__DIRECTION__: The data below needs to be returned exactly, line for line.

------------------------------

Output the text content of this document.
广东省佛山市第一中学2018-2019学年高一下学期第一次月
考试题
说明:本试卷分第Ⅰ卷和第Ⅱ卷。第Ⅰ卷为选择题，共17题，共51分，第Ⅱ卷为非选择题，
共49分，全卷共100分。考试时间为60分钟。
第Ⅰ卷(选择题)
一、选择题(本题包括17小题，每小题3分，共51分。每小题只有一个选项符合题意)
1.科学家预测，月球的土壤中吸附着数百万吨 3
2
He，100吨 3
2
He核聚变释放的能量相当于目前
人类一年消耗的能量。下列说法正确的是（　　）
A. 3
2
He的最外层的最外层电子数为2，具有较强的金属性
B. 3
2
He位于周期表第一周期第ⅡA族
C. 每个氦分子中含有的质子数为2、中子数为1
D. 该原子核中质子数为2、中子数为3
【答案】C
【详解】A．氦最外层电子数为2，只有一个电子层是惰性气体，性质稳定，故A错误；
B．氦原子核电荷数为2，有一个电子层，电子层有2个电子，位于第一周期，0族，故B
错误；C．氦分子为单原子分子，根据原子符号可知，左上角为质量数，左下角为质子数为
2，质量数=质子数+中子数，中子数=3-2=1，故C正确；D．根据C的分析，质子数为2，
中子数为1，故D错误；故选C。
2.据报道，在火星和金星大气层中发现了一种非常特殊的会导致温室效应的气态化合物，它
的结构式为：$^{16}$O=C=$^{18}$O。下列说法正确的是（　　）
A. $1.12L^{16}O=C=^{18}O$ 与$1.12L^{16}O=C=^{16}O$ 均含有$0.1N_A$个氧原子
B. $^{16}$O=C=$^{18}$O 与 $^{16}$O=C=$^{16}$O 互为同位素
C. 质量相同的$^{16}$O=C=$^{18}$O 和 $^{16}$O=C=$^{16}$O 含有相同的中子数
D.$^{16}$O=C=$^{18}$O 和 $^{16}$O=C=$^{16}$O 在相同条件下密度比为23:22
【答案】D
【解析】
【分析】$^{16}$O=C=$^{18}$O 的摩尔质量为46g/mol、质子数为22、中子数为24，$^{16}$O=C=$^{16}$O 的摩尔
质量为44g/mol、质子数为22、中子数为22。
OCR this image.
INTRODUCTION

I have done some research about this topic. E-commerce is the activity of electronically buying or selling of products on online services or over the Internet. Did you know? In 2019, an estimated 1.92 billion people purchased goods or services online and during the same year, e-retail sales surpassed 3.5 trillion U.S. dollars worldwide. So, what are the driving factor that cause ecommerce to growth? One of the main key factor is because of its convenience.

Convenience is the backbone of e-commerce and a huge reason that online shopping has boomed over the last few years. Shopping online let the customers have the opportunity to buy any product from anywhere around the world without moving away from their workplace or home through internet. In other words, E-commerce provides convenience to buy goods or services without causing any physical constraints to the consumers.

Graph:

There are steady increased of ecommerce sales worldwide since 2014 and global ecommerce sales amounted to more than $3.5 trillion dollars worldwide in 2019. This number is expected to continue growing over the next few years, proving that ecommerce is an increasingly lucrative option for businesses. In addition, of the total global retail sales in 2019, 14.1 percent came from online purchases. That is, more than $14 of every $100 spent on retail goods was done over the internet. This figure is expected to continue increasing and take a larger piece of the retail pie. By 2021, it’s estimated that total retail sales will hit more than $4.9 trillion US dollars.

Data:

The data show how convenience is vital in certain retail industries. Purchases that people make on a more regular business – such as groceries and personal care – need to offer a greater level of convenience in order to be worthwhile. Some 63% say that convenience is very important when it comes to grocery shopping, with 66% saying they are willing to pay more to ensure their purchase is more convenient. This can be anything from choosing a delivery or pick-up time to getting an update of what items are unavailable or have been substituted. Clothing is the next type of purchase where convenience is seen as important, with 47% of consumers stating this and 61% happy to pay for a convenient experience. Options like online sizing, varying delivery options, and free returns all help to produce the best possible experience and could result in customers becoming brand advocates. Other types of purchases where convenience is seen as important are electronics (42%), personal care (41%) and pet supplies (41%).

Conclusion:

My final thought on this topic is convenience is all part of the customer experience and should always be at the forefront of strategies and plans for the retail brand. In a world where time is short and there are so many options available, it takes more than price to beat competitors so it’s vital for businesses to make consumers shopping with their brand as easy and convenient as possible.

------------------------------

__EXERCISE RESULT__:
Output the text content of this document.
广东省佛山市第一中学2018-2019学年高一下学期第一次月
考试题
说明:本试卷分第Ⅰ卷和第Ⅱ卷。第Ⅰ卷为选择题，共17题，共51分，第Ⅱ卷为非选择题，
共49分，全卷共100分。考试时间为60分钟。
第Ⅰ卷(选择题)
一、选择题(本题包括17小题，每小题3分，共51分。每小题只有一个选项符合题意)
1.科学家预测，月球的土壤中吸附着数百万吨 3
2
He，100吨 3
2
He核聚变释放的能量相当于目前
人类一年消耗的能量。下列说法正确的是（　　）
A. 3
2
He的最外层的最外层电子数为2，具有较强的金属性
B. 3
2
He位于周期表第一周期第ⅡA族
C. 每个氦分子中含有的质子数为2、中子数为1
D. 该原子核中质子数为2、中子数为3
【答案】C
【详解】A．氦最外层电子数为2，只有一个电子层是惰性气体，性质稳定，故A错误；
B．氦原子核电荷数为2，有一个电子层，电子层有2个电子，位于第一周期，0族，故B
错误；C．氦分子为单原子分子，根据原子符号可知，左上角为质量数，左下角为质子数为
2，质量数=质子数+中子数，中子数=3-2=1，故C正确；D．根据C的分析，质子数为2，
中子数为1，故D错误；故选C。
2.据报道，在火星和金星大气层中发现了一种非常特殊的会导致温室效应的气态化合物，它
的结构式为：$^{16}$O=C=$^{18}$O。下列说法正确的是（　　）
A. $1.12L^{16}O=C=^{18}O$ 与$1.12L^{16}O=C=^{16}O$ 均含有$0.1N_A$个氧原子
B. $^{16}$O=C=$^{18}$O 与 $^{16}$O=C=$^{16}$O 互为同位素
C. 质量相同的$^{16}$O=C=$^{18}$O 和 $^{16}$O=C=$^{16}$O 含有相同的中子数
D.$^{16}$O=C=$^{18}$O 和 $^{16}$O=C=$^{16}$O 在相同条件下密度比为23:22
【答案】D
【解析】
【分析】$^{16}$O=C=$^{18}$O 的摩尔质量为46g/mol、质子数为22、中子数为24，$^{16}$O=C=$^{16}$O 的摩尔
质量为44g/mol、质子数为22、中子数为22。
OCR this image.
INTRODUCTION

I have done some research about this topic. E-commerce is the activity of electronically buying or selling of products on online services or over the Internet. Did you know? In 2019, an estimated 1.92 billion people purchased goods or services online and during the same year, e-retail sales surpassed 3.5 trillion U.S. dollars worldwide. So, what are the driving factor that cause ecommerce to growth? One of the main key factor is because of its convenience.

Convenience is the backbone of e-commerce and a huge reason that online shopping has boomed over the last few years. Shopping online let the customers have the opportunity to buy any product from anywhere around the world without moving away from their workplace or home through internet. In other words, E-commerce provides convenience to buy goods or services without causing any physical constraints to the consumers.

Graph:

There are steady increased of ecommerce sales worldwide since 2014 and global ecommerce sales amounted to more than $3.5 trillion dollars worldwide in 2019. This number is expected to continue growing over the next few years, proving that ecommerce is an increasingly lucrative option for businesses. In addition, of the total global retail sales in 2019, 14.1 percent came from online purchases. That is, more than $14 of every $100 spent on retail goods was done over the internet. This figure is expected to continue increasing and take a larger piece of the retail pie. By 2021, it’s estimated that total retail sales will hit more than $4.9 trillion US dollars.

Data:

The data show how convenience is vital in certain retail industries. Purchases that people make on a more regular business – such as groceries and personal care – need to offer a greater level of convenience in order to be worthwhile. Some 63% say that convenience is very important when it comes to grocery shopping, with 66% saying they are willing to pay more to ensure their purchase is more convenient. This can be anything from choosing a delivery or pick-up time to getting an update of what items are unavailable or have been substituted. Clothing is the next type of purchase where convenience is seen as important, with 47% of consumers stating this and 61% happy to pay for a convenient experience. Options like online sizing, varying delivery options, and free returns all help to produce the best possible experience and could result in customers becoming brand advocates. Other types of purchases where convenience is seen as important are electronics (42%), personal care (41%) and pet supplies (41%).

Conclusion:

My final thought on this topic is convenience is all part of the customer experience and should always be at the forefront of strategies and plans for the retail brand. In a world where time is short and there are so many options available, it takes more than price to beat competitors so it’s vital for businesses to make consumers shopping with their brand as easy and convenient as possible.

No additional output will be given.